Given request: Each line that contains the word "Derwent" counts once; give the total for the records below and nothing else.

# # # # # # #

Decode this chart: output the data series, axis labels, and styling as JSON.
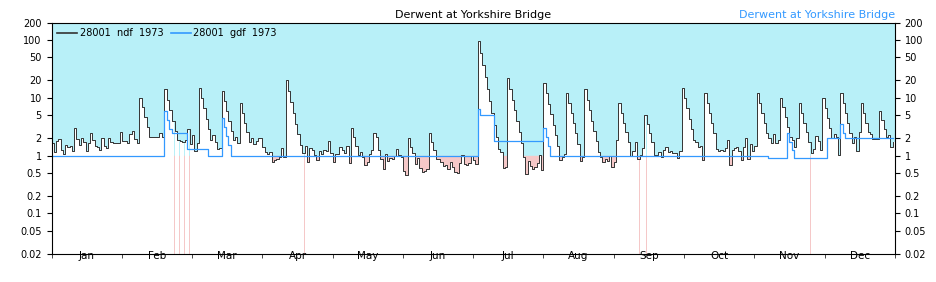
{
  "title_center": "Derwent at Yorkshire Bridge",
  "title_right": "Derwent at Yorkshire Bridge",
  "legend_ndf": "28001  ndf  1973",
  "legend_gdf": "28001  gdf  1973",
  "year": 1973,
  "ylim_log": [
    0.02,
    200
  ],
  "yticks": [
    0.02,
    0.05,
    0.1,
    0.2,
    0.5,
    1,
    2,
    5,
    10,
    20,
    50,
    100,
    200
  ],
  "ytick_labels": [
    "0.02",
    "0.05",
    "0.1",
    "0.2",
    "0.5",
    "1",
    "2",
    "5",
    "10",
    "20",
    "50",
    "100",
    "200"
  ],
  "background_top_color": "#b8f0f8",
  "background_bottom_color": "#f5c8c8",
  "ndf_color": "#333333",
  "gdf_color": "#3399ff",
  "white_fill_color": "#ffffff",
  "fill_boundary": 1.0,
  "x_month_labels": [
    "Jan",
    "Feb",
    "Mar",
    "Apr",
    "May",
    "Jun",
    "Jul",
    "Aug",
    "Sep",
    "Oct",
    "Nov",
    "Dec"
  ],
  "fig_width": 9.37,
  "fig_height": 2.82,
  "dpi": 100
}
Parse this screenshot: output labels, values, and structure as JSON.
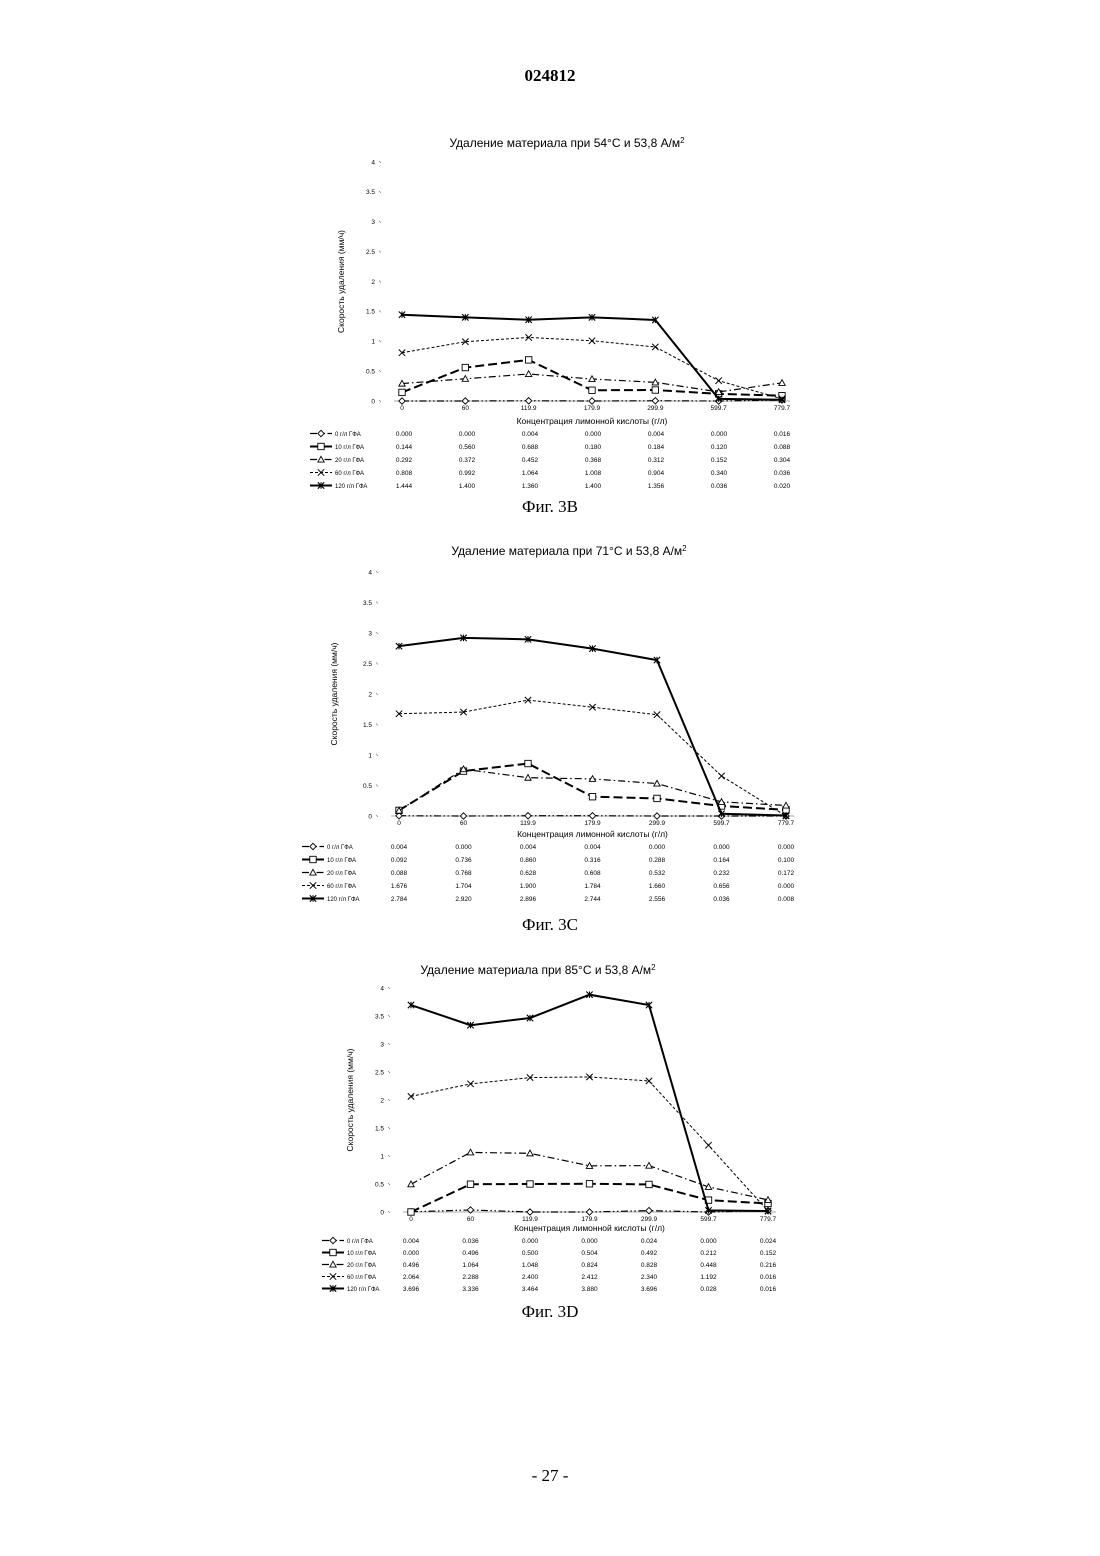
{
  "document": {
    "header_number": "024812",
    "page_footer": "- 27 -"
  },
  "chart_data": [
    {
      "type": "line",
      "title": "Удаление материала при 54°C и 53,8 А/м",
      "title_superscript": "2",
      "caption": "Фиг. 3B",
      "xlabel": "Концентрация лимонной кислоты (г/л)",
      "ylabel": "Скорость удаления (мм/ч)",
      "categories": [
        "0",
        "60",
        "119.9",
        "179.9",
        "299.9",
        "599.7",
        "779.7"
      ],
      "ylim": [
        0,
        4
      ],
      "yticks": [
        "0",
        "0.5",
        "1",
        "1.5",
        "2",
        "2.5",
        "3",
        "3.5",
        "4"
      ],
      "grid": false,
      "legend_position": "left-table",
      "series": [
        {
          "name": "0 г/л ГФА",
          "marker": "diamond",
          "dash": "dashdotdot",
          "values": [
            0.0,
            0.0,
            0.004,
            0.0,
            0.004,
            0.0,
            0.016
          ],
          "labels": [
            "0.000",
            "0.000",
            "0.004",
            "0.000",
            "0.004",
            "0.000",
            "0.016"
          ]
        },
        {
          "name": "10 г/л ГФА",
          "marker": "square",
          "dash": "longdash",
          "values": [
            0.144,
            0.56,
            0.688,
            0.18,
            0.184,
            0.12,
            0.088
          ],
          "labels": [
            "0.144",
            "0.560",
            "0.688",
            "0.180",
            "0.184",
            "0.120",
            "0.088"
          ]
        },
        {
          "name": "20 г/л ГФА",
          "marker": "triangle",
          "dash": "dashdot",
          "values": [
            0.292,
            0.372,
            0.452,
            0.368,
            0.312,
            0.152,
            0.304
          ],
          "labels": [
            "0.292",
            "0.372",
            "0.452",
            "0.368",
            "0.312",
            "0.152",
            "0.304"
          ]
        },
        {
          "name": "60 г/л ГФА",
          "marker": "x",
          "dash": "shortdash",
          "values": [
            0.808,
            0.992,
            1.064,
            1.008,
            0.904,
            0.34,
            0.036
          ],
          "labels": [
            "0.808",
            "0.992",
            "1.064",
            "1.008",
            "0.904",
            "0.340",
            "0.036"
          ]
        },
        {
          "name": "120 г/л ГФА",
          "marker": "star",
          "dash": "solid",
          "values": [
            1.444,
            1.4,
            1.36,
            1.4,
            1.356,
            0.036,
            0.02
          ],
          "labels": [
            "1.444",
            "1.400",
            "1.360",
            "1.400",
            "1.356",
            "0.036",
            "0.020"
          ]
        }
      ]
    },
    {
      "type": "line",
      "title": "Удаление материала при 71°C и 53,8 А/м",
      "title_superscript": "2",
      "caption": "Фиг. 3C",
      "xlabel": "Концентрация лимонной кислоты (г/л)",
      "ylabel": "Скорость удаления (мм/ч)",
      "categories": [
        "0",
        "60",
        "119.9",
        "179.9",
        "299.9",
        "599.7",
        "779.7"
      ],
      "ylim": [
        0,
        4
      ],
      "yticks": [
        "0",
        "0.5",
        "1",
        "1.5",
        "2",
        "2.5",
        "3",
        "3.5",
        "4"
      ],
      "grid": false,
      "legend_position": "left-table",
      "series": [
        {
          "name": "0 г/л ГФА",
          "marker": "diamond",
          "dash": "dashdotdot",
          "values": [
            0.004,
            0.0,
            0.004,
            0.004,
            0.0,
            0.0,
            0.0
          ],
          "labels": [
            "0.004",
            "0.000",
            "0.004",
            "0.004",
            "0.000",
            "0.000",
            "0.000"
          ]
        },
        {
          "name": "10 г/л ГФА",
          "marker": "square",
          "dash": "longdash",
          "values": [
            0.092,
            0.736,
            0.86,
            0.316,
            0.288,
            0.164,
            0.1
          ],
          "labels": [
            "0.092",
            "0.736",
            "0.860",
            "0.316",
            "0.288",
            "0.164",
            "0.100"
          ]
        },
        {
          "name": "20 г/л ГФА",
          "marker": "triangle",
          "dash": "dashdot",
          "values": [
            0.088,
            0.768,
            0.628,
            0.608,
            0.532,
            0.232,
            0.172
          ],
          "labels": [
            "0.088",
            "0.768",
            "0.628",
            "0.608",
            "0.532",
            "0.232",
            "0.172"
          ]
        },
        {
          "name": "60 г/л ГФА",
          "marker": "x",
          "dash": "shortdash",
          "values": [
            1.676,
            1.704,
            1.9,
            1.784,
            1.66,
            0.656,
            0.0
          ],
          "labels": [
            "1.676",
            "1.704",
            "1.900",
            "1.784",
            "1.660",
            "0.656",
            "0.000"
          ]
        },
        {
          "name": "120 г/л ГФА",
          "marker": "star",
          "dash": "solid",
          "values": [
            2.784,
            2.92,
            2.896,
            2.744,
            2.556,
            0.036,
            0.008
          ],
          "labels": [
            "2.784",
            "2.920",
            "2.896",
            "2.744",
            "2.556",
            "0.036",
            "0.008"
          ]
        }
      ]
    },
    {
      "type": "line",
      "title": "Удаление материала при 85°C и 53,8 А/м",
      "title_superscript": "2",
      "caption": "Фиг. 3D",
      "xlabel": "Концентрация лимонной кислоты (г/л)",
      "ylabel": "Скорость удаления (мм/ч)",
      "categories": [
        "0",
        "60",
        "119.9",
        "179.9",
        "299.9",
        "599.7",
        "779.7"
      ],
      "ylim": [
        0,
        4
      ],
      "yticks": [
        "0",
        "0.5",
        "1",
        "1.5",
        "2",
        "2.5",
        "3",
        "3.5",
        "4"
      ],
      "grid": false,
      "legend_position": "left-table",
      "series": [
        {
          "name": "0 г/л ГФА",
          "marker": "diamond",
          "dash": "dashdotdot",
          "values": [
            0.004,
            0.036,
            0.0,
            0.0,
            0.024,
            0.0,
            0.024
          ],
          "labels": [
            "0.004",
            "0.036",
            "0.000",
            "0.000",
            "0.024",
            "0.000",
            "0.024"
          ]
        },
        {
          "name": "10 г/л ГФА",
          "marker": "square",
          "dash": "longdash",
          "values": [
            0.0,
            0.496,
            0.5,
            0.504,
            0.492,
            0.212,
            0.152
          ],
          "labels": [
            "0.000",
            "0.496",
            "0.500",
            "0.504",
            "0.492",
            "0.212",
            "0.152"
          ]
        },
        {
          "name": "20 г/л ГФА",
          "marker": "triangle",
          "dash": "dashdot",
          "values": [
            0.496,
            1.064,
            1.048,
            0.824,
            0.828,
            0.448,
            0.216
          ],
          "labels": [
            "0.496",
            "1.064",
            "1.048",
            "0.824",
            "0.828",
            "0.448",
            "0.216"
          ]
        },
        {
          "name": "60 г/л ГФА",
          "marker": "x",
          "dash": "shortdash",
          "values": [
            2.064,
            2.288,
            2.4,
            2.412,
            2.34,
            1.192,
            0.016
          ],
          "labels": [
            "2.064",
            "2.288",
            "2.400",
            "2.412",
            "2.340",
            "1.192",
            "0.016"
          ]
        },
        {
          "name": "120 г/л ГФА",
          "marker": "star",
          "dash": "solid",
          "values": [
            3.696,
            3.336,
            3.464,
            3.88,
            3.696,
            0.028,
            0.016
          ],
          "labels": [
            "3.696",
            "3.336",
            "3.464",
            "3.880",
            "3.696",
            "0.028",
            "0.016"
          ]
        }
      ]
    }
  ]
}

# # # # # # #

Worked solution: 2